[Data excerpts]
* Begin *
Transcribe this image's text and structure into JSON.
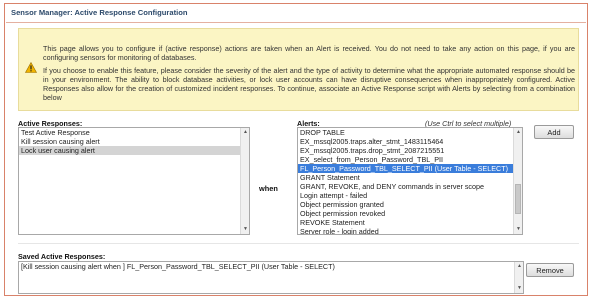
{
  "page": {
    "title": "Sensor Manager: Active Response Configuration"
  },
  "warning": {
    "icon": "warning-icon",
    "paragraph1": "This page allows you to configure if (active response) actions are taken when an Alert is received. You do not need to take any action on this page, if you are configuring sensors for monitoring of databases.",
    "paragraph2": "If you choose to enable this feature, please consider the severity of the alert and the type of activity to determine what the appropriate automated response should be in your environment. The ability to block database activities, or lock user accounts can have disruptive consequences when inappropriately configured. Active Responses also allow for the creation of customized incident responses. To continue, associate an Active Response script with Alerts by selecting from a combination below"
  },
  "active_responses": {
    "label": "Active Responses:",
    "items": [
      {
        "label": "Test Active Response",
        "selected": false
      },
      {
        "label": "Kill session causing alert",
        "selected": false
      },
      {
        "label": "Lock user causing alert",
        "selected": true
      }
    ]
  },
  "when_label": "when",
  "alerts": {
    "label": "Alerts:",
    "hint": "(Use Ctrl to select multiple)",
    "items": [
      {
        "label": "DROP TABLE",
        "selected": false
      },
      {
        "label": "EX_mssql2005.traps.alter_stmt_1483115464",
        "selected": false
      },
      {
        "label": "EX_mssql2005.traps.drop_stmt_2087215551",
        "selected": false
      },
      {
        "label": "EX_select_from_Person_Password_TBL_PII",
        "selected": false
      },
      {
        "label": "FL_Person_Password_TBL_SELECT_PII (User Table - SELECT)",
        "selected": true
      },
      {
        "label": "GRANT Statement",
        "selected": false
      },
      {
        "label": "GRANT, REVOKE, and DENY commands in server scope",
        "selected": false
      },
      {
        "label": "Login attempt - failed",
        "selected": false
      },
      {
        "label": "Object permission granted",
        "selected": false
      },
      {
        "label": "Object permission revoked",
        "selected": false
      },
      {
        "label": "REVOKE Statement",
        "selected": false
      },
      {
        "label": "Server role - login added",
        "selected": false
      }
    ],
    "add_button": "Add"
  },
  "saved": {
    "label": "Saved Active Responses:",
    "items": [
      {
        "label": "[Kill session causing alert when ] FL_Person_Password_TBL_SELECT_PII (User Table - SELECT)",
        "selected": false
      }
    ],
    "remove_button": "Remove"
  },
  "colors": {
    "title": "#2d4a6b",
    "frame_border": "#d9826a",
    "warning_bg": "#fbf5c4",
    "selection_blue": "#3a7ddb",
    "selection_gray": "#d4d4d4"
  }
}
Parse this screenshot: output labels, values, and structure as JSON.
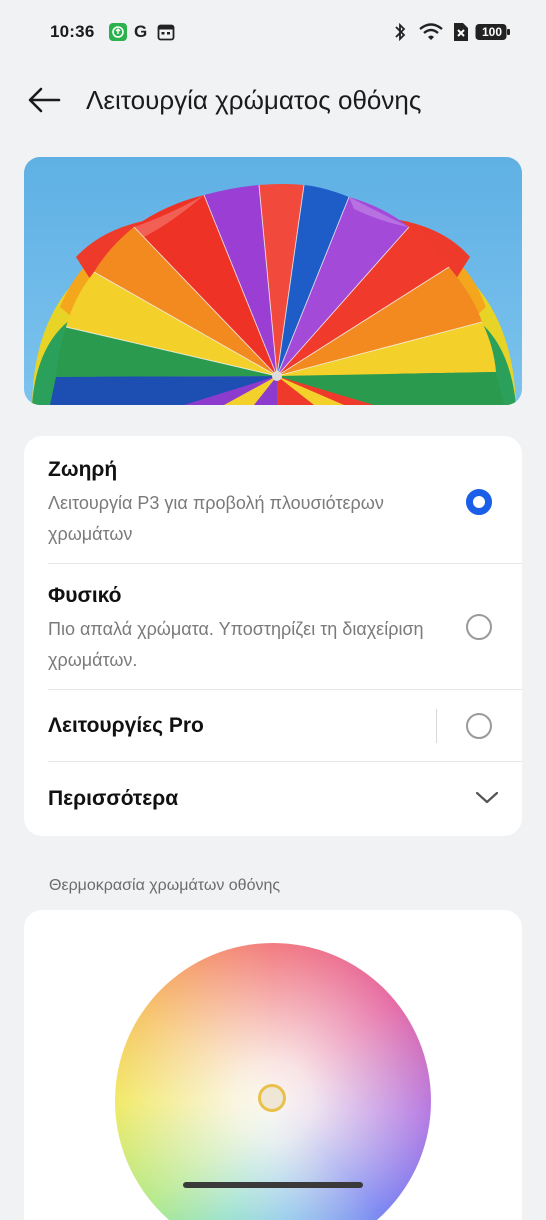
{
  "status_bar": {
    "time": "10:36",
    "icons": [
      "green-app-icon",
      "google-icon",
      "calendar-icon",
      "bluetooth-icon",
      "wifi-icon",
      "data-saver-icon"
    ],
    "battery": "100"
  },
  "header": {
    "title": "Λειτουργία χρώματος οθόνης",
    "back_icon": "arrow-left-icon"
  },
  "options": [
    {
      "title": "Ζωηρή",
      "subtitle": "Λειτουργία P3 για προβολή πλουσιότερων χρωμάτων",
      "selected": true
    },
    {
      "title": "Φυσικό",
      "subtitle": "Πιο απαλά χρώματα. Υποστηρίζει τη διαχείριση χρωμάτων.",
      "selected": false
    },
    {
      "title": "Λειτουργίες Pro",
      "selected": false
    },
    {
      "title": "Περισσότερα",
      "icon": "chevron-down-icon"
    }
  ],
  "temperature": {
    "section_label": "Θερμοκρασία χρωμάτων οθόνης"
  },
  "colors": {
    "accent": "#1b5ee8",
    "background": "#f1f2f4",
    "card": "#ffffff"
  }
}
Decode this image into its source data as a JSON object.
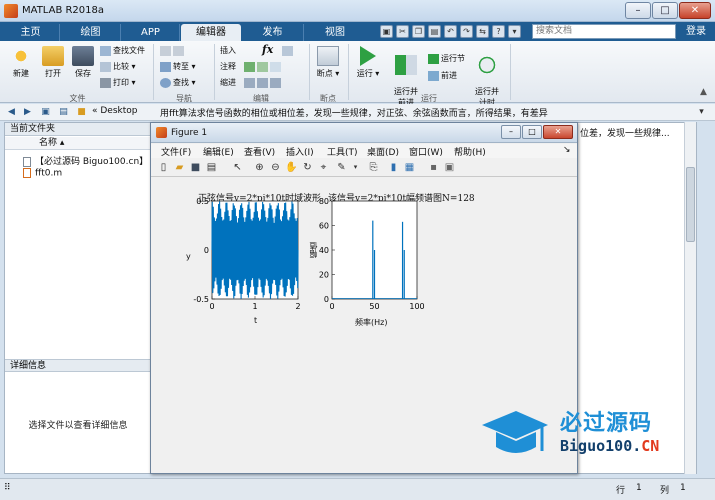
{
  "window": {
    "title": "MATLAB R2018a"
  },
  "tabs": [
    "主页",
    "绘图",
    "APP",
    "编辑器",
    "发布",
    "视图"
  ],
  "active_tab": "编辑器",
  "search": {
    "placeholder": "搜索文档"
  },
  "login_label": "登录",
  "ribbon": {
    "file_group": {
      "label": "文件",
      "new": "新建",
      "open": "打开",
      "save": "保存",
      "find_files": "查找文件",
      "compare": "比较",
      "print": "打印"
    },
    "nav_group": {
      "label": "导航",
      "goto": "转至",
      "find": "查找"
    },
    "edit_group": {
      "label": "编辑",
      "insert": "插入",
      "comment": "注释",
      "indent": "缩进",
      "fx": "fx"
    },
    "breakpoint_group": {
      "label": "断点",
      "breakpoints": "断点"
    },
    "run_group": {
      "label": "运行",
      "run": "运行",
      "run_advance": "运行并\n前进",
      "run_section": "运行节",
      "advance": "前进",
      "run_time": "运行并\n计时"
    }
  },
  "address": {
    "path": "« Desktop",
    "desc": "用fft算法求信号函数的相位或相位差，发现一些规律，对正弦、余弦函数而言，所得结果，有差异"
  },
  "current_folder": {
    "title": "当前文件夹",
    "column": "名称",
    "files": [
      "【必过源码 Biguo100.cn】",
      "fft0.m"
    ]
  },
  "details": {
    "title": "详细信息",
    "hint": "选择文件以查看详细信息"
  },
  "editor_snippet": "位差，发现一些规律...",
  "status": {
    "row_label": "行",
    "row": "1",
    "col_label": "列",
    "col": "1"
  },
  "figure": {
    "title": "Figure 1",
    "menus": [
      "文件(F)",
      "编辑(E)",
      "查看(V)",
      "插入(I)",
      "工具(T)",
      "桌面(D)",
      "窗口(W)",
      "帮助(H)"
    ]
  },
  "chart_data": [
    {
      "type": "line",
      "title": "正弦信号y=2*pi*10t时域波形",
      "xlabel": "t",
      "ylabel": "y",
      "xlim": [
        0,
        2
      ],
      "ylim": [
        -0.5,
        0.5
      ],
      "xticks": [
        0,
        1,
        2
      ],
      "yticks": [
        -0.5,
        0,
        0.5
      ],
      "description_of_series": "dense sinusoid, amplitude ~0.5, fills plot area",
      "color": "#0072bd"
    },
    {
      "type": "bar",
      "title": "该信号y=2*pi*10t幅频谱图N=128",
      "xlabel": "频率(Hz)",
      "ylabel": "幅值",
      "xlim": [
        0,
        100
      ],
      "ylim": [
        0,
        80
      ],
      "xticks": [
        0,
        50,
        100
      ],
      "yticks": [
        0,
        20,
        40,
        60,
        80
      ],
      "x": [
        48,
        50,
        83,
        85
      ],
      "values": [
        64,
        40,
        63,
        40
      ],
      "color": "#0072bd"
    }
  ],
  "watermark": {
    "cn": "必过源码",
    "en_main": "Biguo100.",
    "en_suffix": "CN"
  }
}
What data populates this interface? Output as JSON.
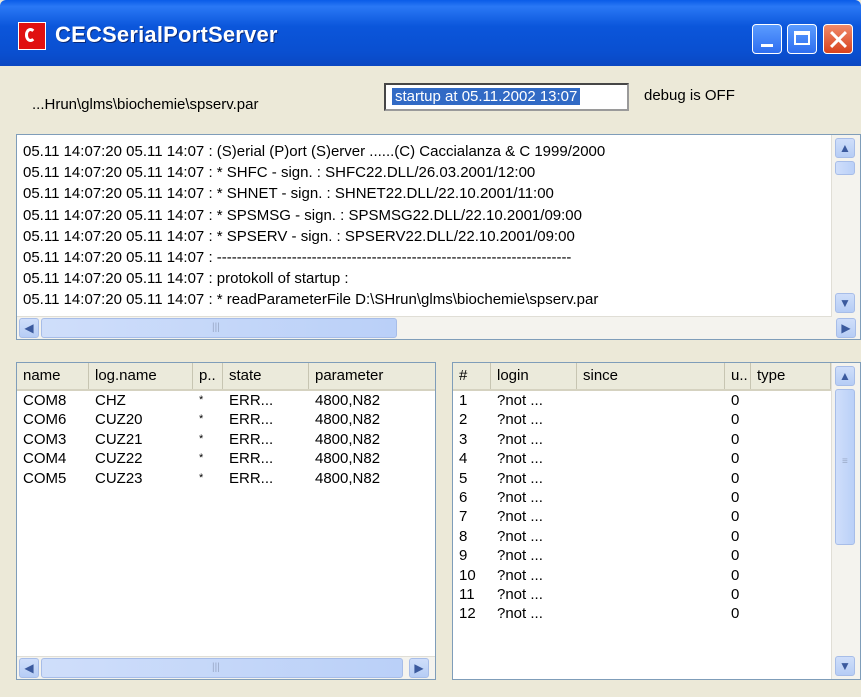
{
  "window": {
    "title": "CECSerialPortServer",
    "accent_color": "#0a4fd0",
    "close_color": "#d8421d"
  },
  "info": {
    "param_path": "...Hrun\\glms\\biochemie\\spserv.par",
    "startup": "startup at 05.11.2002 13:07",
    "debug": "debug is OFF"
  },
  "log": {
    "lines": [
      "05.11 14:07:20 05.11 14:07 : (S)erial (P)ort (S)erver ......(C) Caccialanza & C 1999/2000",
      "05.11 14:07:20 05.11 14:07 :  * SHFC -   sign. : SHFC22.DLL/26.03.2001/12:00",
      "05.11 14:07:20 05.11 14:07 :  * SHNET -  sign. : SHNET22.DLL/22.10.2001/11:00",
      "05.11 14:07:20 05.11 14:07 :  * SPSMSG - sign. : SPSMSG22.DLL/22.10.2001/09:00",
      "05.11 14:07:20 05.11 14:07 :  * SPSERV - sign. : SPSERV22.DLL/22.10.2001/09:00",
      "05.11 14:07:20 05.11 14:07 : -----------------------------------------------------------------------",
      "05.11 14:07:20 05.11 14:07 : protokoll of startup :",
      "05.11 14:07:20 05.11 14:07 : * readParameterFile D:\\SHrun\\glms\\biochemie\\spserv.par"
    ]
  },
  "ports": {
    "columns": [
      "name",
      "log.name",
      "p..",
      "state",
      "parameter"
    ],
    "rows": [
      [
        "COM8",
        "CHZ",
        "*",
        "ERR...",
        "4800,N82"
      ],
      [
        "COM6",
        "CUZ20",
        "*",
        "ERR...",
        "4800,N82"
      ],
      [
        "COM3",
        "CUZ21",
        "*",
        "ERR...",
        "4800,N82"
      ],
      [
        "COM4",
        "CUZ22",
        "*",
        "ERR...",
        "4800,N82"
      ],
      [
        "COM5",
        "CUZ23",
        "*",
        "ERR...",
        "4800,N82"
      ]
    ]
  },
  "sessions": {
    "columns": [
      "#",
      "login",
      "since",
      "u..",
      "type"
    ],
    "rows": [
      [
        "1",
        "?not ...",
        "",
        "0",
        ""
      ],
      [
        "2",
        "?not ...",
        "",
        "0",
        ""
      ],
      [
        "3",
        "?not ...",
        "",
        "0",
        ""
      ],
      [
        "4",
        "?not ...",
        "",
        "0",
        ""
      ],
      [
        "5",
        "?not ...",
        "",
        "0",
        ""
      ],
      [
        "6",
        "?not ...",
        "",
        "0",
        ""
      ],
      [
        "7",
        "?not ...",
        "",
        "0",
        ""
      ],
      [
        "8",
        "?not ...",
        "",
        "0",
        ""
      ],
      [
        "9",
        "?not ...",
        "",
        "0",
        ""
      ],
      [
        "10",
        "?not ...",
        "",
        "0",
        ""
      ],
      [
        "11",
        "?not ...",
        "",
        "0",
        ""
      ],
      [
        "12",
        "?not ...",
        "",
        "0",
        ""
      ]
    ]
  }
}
* End *
* Begin *
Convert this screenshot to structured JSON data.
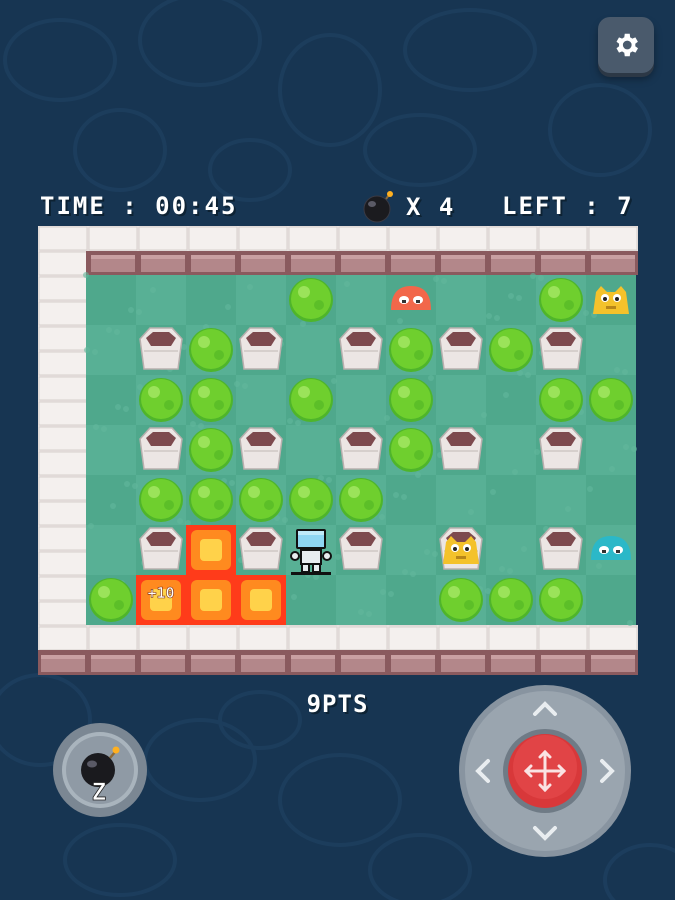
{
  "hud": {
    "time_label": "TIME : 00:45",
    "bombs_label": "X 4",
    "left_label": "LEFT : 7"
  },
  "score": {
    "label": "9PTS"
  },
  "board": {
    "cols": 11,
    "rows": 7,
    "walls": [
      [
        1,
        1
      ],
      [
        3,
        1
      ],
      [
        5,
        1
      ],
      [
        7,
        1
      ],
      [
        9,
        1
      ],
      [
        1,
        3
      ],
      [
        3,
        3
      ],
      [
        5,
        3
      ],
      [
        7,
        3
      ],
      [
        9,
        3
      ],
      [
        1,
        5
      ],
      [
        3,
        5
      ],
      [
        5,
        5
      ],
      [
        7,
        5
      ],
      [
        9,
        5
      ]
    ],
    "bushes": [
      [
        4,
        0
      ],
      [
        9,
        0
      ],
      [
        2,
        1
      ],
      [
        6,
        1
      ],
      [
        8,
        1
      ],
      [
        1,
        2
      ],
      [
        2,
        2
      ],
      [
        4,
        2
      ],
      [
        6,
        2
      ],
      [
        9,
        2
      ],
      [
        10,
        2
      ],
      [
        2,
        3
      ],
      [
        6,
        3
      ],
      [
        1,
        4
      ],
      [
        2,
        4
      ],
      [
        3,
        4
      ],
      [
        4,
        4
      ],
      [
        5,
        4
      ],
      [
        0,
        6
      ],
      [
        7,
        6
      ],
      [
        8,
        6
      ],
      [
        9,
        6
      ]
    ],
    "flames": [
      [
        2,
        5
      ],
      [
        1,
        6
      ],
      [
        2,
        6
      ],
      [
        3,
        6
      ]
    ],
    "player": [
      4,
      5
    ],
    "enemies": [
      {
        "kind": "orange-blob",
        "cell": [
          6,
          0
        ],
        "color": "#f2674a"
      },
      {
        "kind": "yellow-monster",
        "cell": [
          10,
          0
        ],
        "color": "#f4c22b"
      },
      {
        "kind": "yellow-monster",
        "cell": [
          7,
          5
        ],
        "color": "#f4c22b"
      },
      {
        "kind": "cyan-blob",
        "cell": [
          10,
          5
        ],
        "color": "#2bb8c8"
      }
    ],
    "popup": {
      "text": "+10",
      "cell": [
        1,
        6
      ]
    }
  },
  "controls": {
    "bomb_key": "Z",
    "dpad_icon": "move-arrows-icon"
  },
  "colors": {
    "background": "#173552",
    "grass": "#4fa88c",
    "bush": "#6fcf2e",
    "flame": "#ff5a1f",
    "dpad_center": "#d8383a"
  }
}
* End *
* Begin *
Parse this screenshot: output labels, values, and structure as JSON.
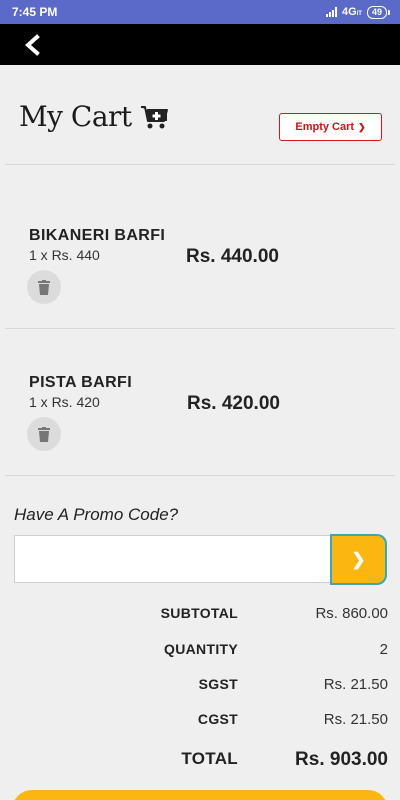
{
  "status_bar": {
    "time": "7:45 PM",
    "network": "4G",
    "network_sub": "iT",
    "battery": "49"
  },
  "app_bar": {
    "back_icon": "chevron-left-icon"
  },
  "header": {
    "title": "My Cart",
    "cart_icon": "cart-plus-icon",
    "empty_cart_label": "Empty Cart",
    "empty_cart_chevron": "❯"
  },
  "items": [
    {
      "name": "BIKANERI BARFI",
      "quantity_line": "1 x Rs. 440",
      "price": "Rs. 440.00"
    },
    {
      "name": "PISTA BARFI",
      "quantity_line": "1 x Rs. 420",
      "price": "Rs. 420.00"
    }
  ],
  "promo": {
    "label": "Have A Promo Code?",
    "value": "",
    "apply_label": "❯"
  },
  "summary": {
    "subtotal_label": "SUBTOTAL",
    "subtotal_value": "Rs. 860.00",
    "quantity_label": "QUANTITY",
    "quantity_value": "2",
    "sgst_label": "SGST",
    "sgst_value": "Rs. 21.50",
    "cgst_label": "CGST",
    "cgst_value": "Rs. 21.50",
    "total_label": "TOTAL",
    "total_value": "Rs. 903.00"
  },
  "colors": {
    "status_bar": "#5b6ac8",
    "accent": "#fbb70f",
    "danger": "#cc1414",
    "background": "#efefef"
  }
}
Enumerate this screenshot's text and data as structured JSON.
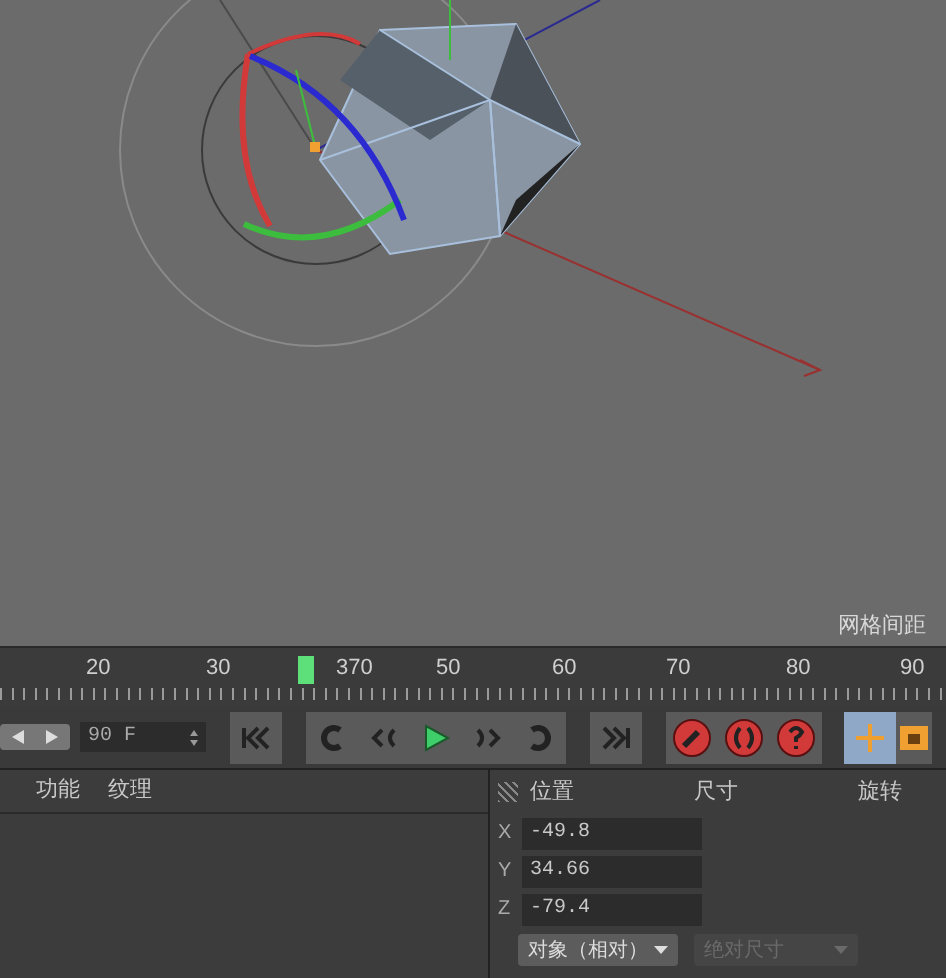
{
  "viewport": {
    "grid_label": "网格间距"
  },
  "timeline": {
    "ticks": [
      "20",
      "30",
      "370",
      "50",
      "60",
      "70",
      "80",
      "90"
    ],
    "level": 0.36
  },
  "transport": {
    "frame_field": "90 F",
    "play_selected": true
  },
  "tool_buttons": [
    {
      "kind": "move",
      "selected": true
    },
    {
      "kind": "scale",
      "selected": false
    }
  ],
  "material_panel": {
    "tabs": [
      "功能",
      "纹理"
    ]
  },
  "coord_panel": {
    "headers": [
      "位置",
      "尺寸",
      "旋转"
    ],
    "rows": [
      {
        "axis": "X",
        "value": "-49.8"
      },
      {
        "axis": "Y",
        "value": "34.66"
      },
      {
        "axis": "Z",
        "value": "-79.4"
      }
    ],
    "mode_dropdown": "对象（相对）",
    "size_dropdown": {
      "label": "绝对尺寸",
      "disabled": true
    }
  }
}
* End *
[Exercise requirements] Select every line of the records holding the string "image".

[Solution for this problem]
Transcribe this image's text and structure into JSON.
Decode this image into its source data as a JSON object.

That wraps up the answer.